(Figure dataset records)
╔══
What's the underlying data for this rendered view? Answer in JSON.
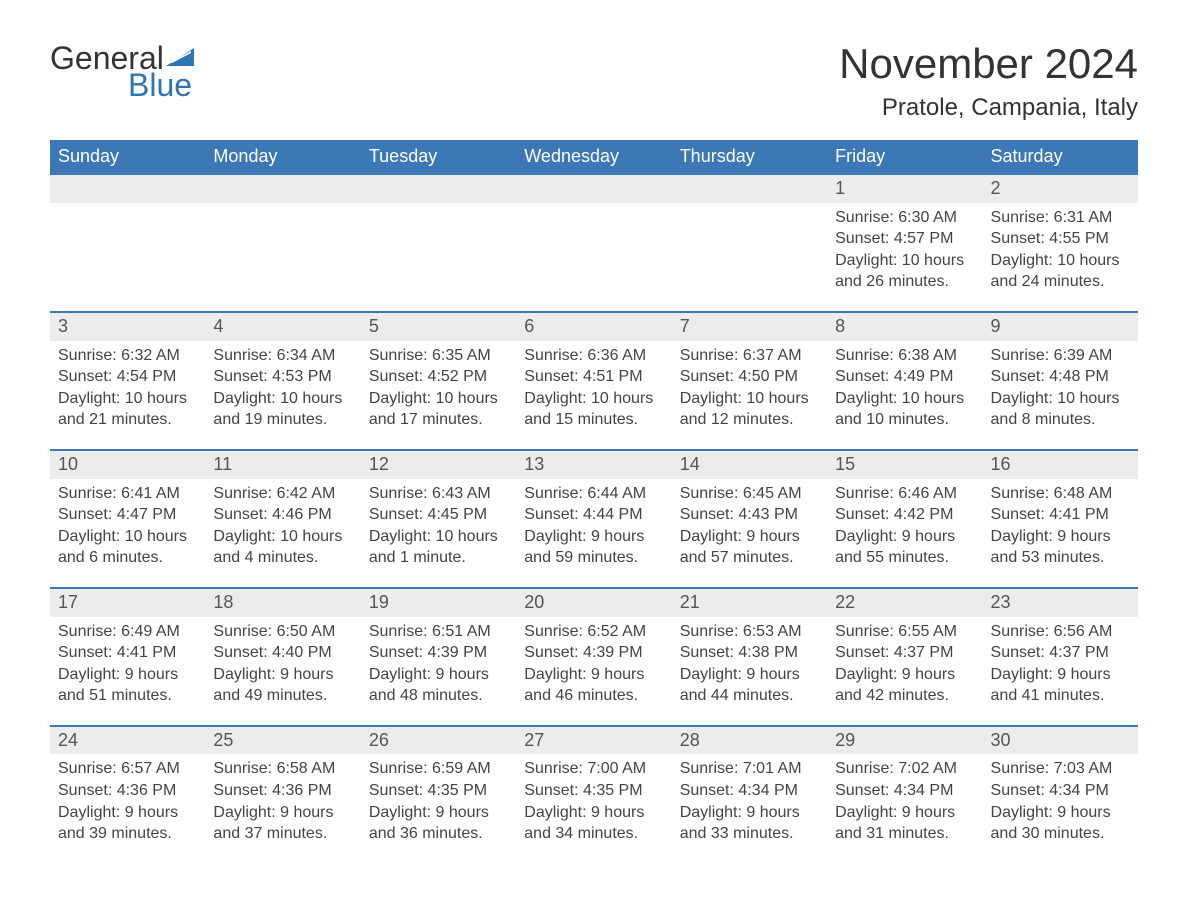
{
  "brand": {
    "word1": "General",
    "word2": "Blue",
    "sail_color": "#2f75b5",
    "text_color_dark": "#333333"
  },
  "title": "November 2024",
  "location": "Pratole, Campania, Italy",
  "colors": {
    "header_bg": "#3b78b5",
    "header_text": "#ffffff",
    "row_stripe": "#ececec",
    "week_border": "#3b78b5",
    "body_text": "#444444",
    "page_bg": "#ffffff"
  },
  "typography": {
    "title_fontsize": 42,
    "location_fontsize": 24,
    "th_fontsize": 18,
    "daynum_fontsize": 18,
    "body_fontsize": 16
  },
  "day_headers": [
    "Sunday",
    "Monday",
    "Tuesday",
    "Wednesday",
    "Thursday",
    "Friday",
    "Saturday"
  ],
  "weeks": [
    [
      null,
      null,
      null,
      null,
      null,
      {
        "n": "1",
        "sunrise": "Sunrise: 6:30 AM",
        "sunset": "Sunset: 4:57 PM",
        "daylight": "Daylight: 10 hours and 26 minutes."
      },
      {
        "n": "2",
        "sunrise": "Sunrise: 6:31 AM",
        "sunset": "Sunset: 4:55 PM",
        "daylight": "Daylight: 10 hours and 24 minutes."
      }
    ],
    [
      {
        "n": "3",
        "sunrise": "Sunrise: 6:32 AM",
        "sunset": "Sunset: 4:54 PM",
        "daylight": "Daylight: 10 hours and 21 minutes."
      },
      {
        "n": "4",
        "sunrise": "Sunrise: 6:34 AM",
        "sunset": "Sunset: 4:53 PM",
        "daylight": "Daylight: 10 hours and 19 minutes."
      },
      {
        "n": "5",
        "sunrise": "Sunrise: 6:35 AM",
        "sunset": "Sunset: 4:52 PM",
        "daylight": "Daylight: 10 hours and 17 minutes."
      },
      {
        "n": "6",
        "sunrise": "Sunrise: 6:36 AM",
        "sunset": "Sunset: 4:51 PM",
        "daylight": "Daylight: 10 hours and 15 minutes."
      },
      {
        "n": "7",
        "sunrise": "Sunrise: 6:37 AM",
        "sunset": "Sunset: 4:50 PM",
        "daylight": "Daylight: 10 hours and 12 minutes."
      },
      {
        "n": "8",
        "sunrise": "Sunrise: 6:38 AM",
        "sunset": "Sunset: 4:49 PM",
        "daylight": "Daylight: 10 hours and 10 minutes."
      },
      {
        "n": "9",
        "sunrise": "Sunrise: 6:39 AM",
        "sunset": "Sunset: 4:48 PM",
        "daylight": "Daylight: 10 hours and 8 minutes."
      }
    ],
    [
      {
        "n": "10",
        "sunrise": "Sunrise: 6:41 AM",
        "sunset": "Sunset: 4:47 PM",
        "daylight": "Daylight: 10 hours and 6 minutes."
      },
      {
        "n": "11",
        "sunrise": "Sunrise: 6:42 AM",
        "sunset": "Sunset: 4:46 PM",
        "daylight": "Daylight: 10 hours and 4 minutes."
      },
      {
        "n": "12",
        "sunrise": "Sunrise: 6:43 AM",
        "sunset": "Sunset: 4:45 PM",
        "daylight": "Daylight: 10 hours and 1 minute."
      },
      {
        "n": "13",
        "sunrise": "Sunrise: 6:44 AM",
        "sunset": "Sunset: 4:44 PM",
        "daylight": "Daylight: 9 hours and 59 minutes."
      },
      {
        "n": "14",
        "sunrise": "Sunrise: 6:45 AM",
        "sunset": "Sunset: 4:43 PM",
        "daylight": "Daylight: 9 hours and 57 minutes."
      },
      {
        "n": "15",
        "sunrise": "Sunrise: 6:46 AM",
        "sunset": "Sunset: 4:42 PM",
        "daylight": "Daylight: 9 hours and 55 minutes."
      },
      {
        "n": "16",
        "sunrise": "Sunrise: 6:48 AM",
        "sunset": "Sunset: 4:41 PM",
        "daylight": "Daylight: 9 hours and 53 minutes."
      }
    ],
    [
      {
        "n": "17",
        "sunrise": "Sunrise: 6:49 AM",
        "sunset": "Sunset: 4:41 PM",
        "daylight": "Daylight: 9 hours and 51 minutes."
      },
      {
        "n": "18",
        "sunrise": "Sunrise: 6:50 AM",
        "sunset": "Sunset: 4:40 PM",
        "daylight": "Daylight: 9 hours and 49 minutes."
      },
      {
        "n": "19",
        "sunrise": "Sunrise: 6:51 AM",
        "sunset": "Sunset: 4:39 PM",
        "daylight": "Daylight: 9 hours and 48 minutes."
      },
      {
        "n": "20",
        "sunrise": "Sunrise: 6:52 AM",
        "sunset": "Sunset: 4:39 PM",
        "daylight": "Daylight: 9 hours and 46 minutes."
      },
      {
        "n": "21",
        "sunrise": "Sunrise: 6:53 AM",
        "sunset": "Sunset: 4:38 PM",
        "daylight": "Daylight: 9 hours and 44 minutes."
      },
      {
        "n": "22",
        "sunrise": "Sunrise: 6:55 AM",
        "sunset": "Sunset: 4:37 PM",
        "daylight": "Daylight: 9 hours and 42 minutes."
      },
      {
        "n": "23",
        "sunrise": "Sunrise: 6:56 AM",
        "sunset": "Sunset: 4:37 PM",
        "daylight": "Daylight: 9 hours and 41 minutes."
      }
    ],
    [
      {
        "n": "24",
        "sunrise": "Sunrise: 6:57 AM",
        "sunset": "Sunset: 4:36 PM",
        "daylight": "Daylight: 9 hours and 39 minutes."
      },
      {
        "n": "25",
        "sunrise": "Sunrise: 6:58 AM",
        "sunset": "Sunset: 4:36 PM",
        "daylight": "Daylight: 9 hours and 37 minutes."
      },
      {
        "n": "26",
        "sunrise": "Sunrise: 6:59 AM",
        "sunset": "Sunset: 4:35 PM",
        "daylight": "Daylight: 9 hours and 36 minutes."
      },
      {
        "n": "27",
        "sunrise": "Sunrise: 7:00 AM",
        "sunset": "Sunset: 4:35 PM",
        "daylight": "Daylight: 9 hours and 34 minutes."
      },
      {
        "n": "28",
        "sunrise": "Sunrise: 7:01 AM",
        "sunset": "Sunset: 4:34 PM",
        "daylight": "Daylight: 9 hours and 33 minutes."
      },
      {
        "n": "29",
        "sunrise": "Sunrise: 7:02 AM",
        "sunset": "Sunset: 4:34 PM",
        "daylight": "Daylight: 9 hours and 31 minutes."
      },
      {
        "n": "30",
        "sunrise": "Sunrise: 7:03 AM",
        "sunset": "Sunset: 4:34 PM",
        "daylight": "Daylight: 9 hours and 30 minutes."
      }
    ]
  ]
}
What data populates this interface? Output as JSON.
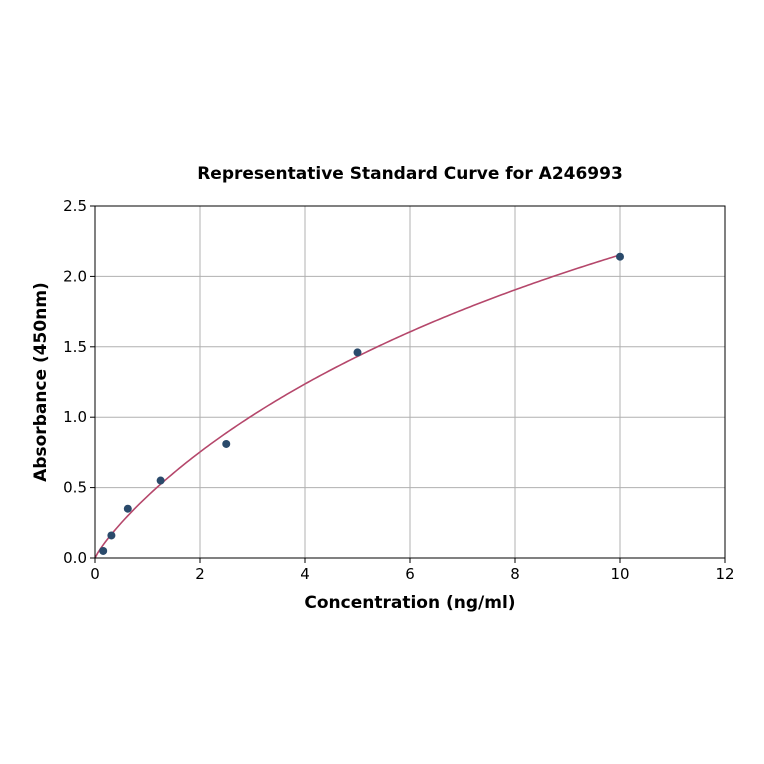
{
  "chart_data": {
    "type": "scatter",
    "title": "Representative Standard Curve for A246993",
    "xlabel": "Concentration (ng/ml)",
    "ylabel": "Absorbance (450nm)",
    "xlim": [
      0,
      12
    ],
    "ylim": [
      0,
      2.5
    ],
    "xticks": [
      "0",
      "2",
      "4",
      "6",
      "8",
      "10",
      "12"
    ],
    "yticks": [
      "0.0",
      "0.5",
      "1.0",
      "1.5",
      "2.0",
      "2.5"
    ],
    "grid": true,
    "points": {
      "x": [
        0.156,
        0.3125,
        0.625,
        1.25,
        2.5,
        5,
        10
      ],
      "y": [
        0.05,
        0.16,
        0.35,
        0.55,
        0.81,
        1.46,
        2.14
      ]
    },
    "fit_curve": true,
    "colors": {
      "points": "#2a4a6b",
      "curve": "#b5476b",
      "grid": "#b0b0b0"
    }
  }
}
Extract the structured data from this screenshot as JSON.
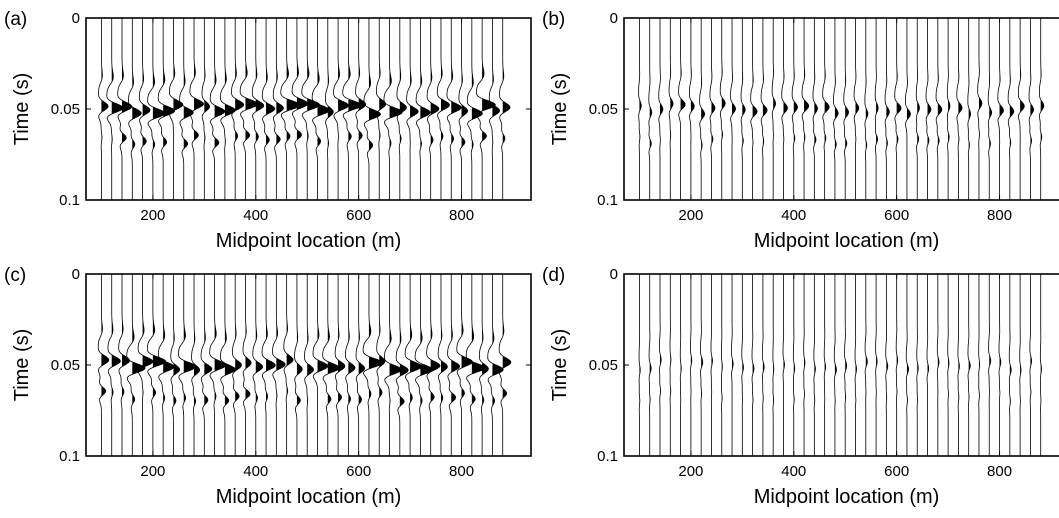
{
  "chart_data": [
    {
      "type": "seismic-wiggle",
      "panel_label": "(a)",
      "xlabel": "Midpoint location (m)",
      "ylabel": "Time (s)",
      "xlim": [
        70,
        935
      ],
      "ylim": [
        0.1,
        0
      ],
      "xticks": [
        200,
        400,
        600,
        800
      ],
      "yticks": [
        0,
        0.05,
        0.1
      ],
      "ytick_labels": [
        "0",
        "0.05",
        "0.1"
      ],
      "trace_count": 40,
      "trace_spacing_m": 20,
      "first_trace_m": 100,
      "event_time_s": 0.05,
      "event_amplitude": 1.0,
      "fill": "positive lobes black"
    },
    {
      "type": "seismic-wiggle",
      "panel_label": "(b)",
      "xlabel": "Midpoint location (m)",
      "ylabel": "Time (s)",
      "xlim": [
        70,
        935
      ],
      "ylim": [
        0.1,
        0
      ],
      "xticks": [
        200,
        400,
        600,
        800
      ],
      "yticks": [
        0,
        0.05,
        0.1
      ],
      "ytick_labels": [
        "0",
        "0.05",
        "0.1"
      ],
      "trace_count": 40,
      "trace_spacing_m": 20,
      "first_trace_m": 100,
      "event_time_s": 0.05,
      "event_amplitude": 0.35,
      "fill": "positive lobes black"
    },
    {
      "type": "seismic-wiggle",
      "panel_label": "(c)",
      "xlabel": "Midpoint location (m)",
      "ylabel": "Time (s)",
      "xlim": [
        70,
        935
      ],
      "ylim": [
        0.1,
        0
      ],
      "xticks": [
        200,
        400,
        600,
        800
      ],
      "yticks": [
        0,
        0.05,
        0.1
      ],
      "ytick_labels": [
        "0",
        "0.05",
        "0.1"
      ],
      "trace_count": 40,
      "trace_spacing_m": 20,
      "first_trace_m": 100,
      "event_time_s": 0.05,
      "event_amplitude": 1.0,
      "fill": "positive lobes black"
    },
    {
      "type": "seismic-wiggle",
      "panel_label": "(d)",
      "xlabel": "Midpoint location (m)",
      "ylabel": "Time (s)",
      "xlim": [
        70,
        935
      ],
      "ylim": [
        0.1,
        0
      ],
      "xticks": [
        200,
        400,
        600,
        800
      ],
      "yticks": [
        0,
        0.05,
        0.1
      ],
      "ytick_labels": [
        "0",
        "0.05",
        "0.1"
      ],
      "trace_count": 40,
      "trace_spacing_m": 20,
      "first_trace_m": 100,
      "event_time_s": 0.05,
      "event_amplitude": 0.12,
      "fill": "positive lobes black"
    }
  ]
}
╚══
INSTRUCTIONS TO FOLLOW:
Copy each line in the data that holds the word "What".

TASK SOLUTION:
What's the underlying data for this rendered view? Answer in JSON.
What data populates this interface? Output as JSON.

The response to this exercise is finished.